Task goal: Each entry below should be written out exactly as it is, with no pictures.

Dataset records:
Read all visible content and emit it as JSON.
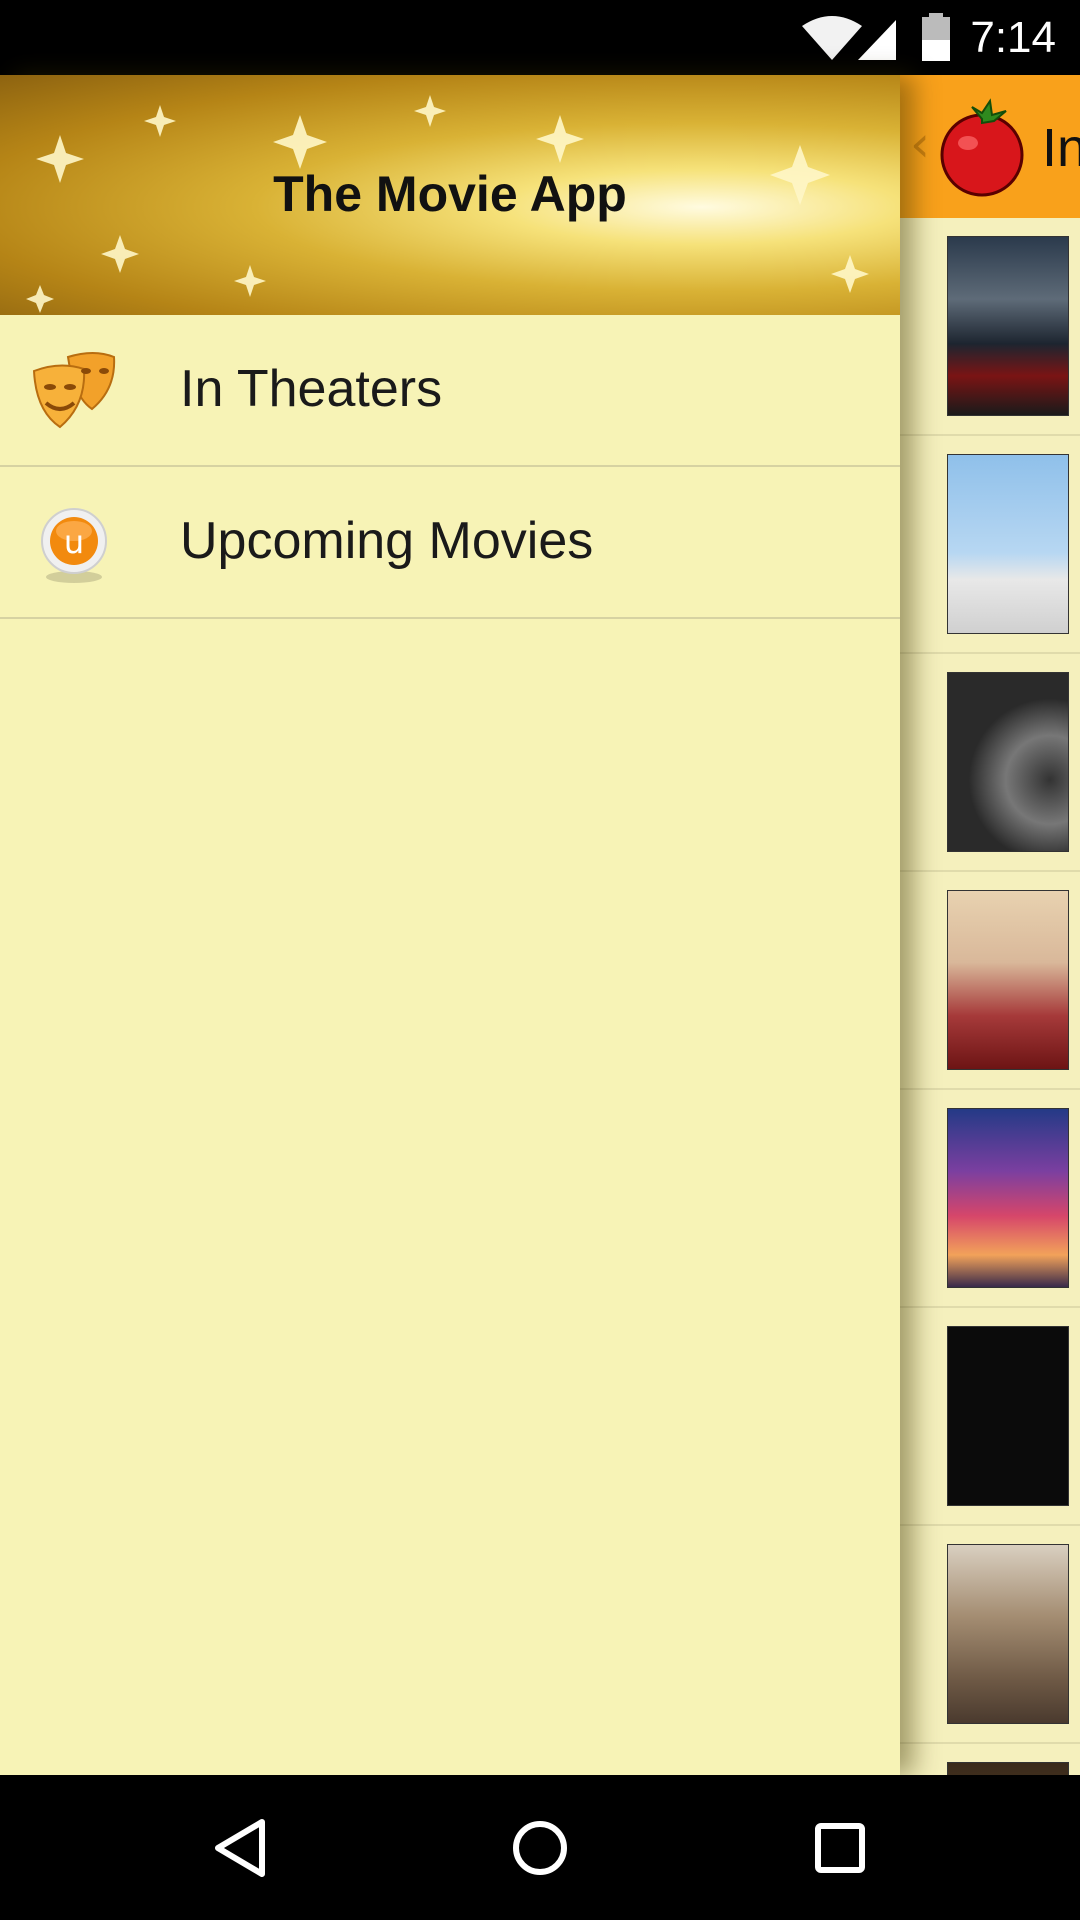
{
  "status_bar": {
    "time": "7:14",
    "icons": [
      "wifi-icon",
      "cell-signal-icon",
      "battery-icon"
    ]
  },
  "drawer": {
    "title": "The Movie App",
    "items": [
      {
        "label": "In Theaters",
        "icon": "theater-masks-icon"
      },
      {
        "label": "Upcoming Movies",
        "icon": "upcoming-u-icon"
      }
    ]
  },
  "background_app": {
    "toolbar_title": "In",
    "logo": "tomato-logo-icon",
    "posters": [
      "movie-poster-1",
      "movie-poster-2",
      "movie-poster-3",
      "movie-poster-4",
      "movie-poster-5",
      "movie-poster-6",
      "movie-poster-7",
      "movie-poster-8"
    ]
  },
  "nav_bar": {
    "buttons": [
      "back-icon",
      "home-icon",
      "recents-icon"
    ]
  },
  "colors": {
    "drawer_bg": "#f7f3b6",
    "toolbar_accent": "#f9a11b",
    "header_gold": "#d9b235"
  }
}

Task output:
Read all visible content and emit it as JSON.
{
  "status_bar": {
    "time": "7:14",
    "icons": [
      "wifi-icon",
      "cell-signal-icon",
      "battery-icon"
    ]
  },
  "drawer": {
    "title": "The Movie App",
    "items": [
      {
        "label": "In Theaters",
        "icon": "theater-masks-icon"
      },
      {
        "label": "Upcoming Movies",
        "icon": "upcoming-u-icon"
      }
    ]
  },
  "background_app": {
    "toolbar_title": "In",
    "logo": "tomato-logo-icon",
    "posters": [
      "movie-poster-1",
      "movie-poster-2",
      "movie-poster-3",
      "movie-poster-4",
      "movie-poster-5",
      "movie-poster-6",
      "movie-poster-7",
      "movie-poster-8"
    ]
  },
  "nav_bar": {
    "buttons": [
      "back-icon",
      "home-icon",
      "recents-icon"
    ]
  },
  "colors": {
    "drawer_bg": "#f7f3b6",
    "toolbar_accent": "#f9a11b",
    "header_gold": "#d9b235"
  }
}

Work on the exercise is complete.